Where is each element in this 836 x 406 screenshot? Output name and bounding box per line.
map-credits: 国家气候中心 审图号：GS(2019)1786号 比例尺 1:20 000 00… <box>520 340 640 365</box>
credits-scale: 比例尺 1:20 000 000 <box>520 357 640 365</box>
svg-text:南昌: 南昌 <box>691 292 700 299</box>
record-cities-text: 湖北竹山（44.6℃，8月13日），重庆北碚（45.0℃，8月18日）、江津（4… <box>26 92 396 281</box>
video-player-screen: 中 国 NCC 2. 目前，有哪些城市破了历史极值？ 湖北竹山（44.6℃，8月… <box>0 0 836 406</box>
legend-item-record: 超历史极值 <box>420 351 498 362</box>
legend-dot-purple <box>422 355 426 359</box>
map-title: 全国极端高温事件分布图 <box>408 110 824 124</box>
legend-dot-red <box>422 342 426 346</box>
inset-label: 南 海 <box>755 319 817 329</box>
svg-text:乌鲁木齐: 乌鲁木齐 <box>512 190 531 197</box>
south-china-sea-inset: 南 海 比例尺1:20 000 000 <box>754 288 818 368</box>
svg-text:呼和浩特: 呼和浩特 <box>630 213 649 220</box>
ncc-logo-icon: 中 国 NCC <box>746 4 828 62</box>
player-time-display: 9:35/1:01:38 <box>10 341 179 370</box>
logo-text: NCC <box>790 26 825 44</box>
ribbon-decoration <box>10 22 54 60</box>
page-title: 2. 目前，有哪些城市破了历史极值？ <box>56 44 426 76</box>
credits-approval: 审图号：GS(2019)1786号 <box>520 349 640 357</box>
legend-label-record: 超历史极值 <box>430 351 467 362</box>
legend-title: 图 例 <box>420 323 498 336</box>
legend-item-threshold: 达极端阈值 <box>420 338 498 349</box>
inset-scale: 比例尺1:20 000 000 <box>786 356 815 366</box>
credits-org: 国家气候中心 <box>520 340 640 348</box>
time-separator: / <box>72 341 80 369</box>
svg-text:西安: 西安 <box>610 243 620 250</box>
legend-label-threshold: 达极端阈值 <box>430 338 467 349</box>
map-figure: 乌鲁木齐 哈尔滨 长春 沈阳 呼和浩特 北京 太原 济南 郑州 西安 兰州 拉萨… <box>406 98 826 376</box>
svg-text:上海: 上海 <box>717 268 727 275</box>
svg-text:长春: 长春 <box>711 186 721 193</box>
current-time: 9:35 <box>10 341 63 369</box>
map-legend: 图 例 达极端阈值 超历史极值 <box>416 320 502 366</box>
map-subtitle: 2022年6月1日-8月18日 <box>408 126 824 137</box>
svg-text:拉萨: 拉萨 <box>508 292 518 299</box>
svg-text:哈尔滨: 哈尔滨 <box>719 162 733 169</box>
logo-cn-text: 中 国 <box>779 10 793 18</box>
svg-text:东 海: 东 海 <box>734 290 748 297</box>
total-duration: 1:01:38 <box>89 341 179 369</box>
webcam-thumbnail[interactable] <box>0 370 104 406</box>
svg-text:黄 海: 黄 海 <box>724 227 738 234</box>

+---+

## Work to complete
Reproduce each line of the records above verbatim, in their original order.

## Result for this exercise
Where is each element in this 836 x 406 screenshot? Output name and bounding box per line.
map-credits: 国家气候中心 审图号：GS(2019)1786号 比例尺 1:20 000 00… <box>520 340 640 365</box>
credits-scale: 比例尺 1:20 000 000 <box>520 357 640 365</box>
svg-text:南昌: 南昌 <box>691 292 700 299</box>
record-cities-text: 湖北竹山（44.6℃，8月13日），重庆北碚（45.0℃，8月18日）、江津（4… <box>26 92 396 281</box>
video-player-screen: 中 国 NCC 2. 目前，有哪些城市破了历史极值？ 湖北竹山（44.6℃，8月… <box>0 0 836 406</box>
legend-item-record: 超历史极值 <box>420 351 498 362</box>
legend-dot-purple <box>422 355 426 359</box>
map-title: 全国极端高温事件分布图 <box>408 110 824 124</box>
legend-dot-red <box>422 342 426 346</box>
inset-label: 南 海 <box>755 319 817 329</box>
svg-text:乌鲁木齐: 乌鲁木齐 <box>512 190 531 197</box>
south-china-sea-inset: 南 海 比例尺1:20 000 000 <box>754 288 818 368</box>
svg-text:呼和浩特: 呼和浩特 <box>630 213 649 220</box>
ncc-logo-icon: 中 国 NCC <box>746 4 828 62</box>
player-time-display: 9:35/1:01:38 <box>10 341 179 370</box>
logo-text: NCC <box>790 26 825 44</box>
ribbon-decoration <box>10 22 54 60</box>
page-title: 2. 目前，有哪些城市破了历史极值？ <box>56 44 426 76</box>
credits-approval: 审图号：GS(2019)1786号 <box>520 349 640 357</box>
legend-label-record: 超历史极值 <box>430 351 467 362</box>
legend-title: 图 例 <box>420 323 498 336</box>
legend-item-threshold: 达极端阈值 <box>420 338 498 349</box>
inset-scale: 比例尺1:20 000 000 <box>786 356 815 366</box>
credits-org: 国家气候中心 <box>520 340 640 348</box>
time-separator: / <box>72 341 80 369</box>
svg-text:西安: 西安 <box>610 243 620 250</box>
legend-label-threshold: 达极端阈值 <box>430 338 467 349</box>
map-figure: 乌鲁木齐 哈尔滨 长春 沈阳 呼和浩特 北京 太原 济南 郑州 西安 兰州 拉萨… <box>406 98 826 376</box>
svg-text:上海: 上海 <box>717 268 727 275</box>
svg-text:长春: 长春 <box>711 186 721 193</box>
current-time: 9:35 <box>10 341 63 369</box>
map-legend: 图 例 达极端阈值 超历史极值 <box>416 320 502 366</box>
map-subtitle: 2022年6月1日-8月18日 <box>408 126 824 137</box>
svg-text:拉萨: 拉萨 <box>508 292 518 299</box>
svg-text:哈尔滨: 哈尔滨 <box>719 162 733 169</box>
logo-cn-text: 中 国 <box>779 10 793 18</box>
svg-text:东 海: 东 海 <box>734 290 748 297</box>
total-duration: 1:01:38 <box>89 341 179 369</box>
webcam-thumbnail[interactable] <box>0 370 104 406</box>
svg-text:黄 海: 黄 海 <box>724 227 738 234</box>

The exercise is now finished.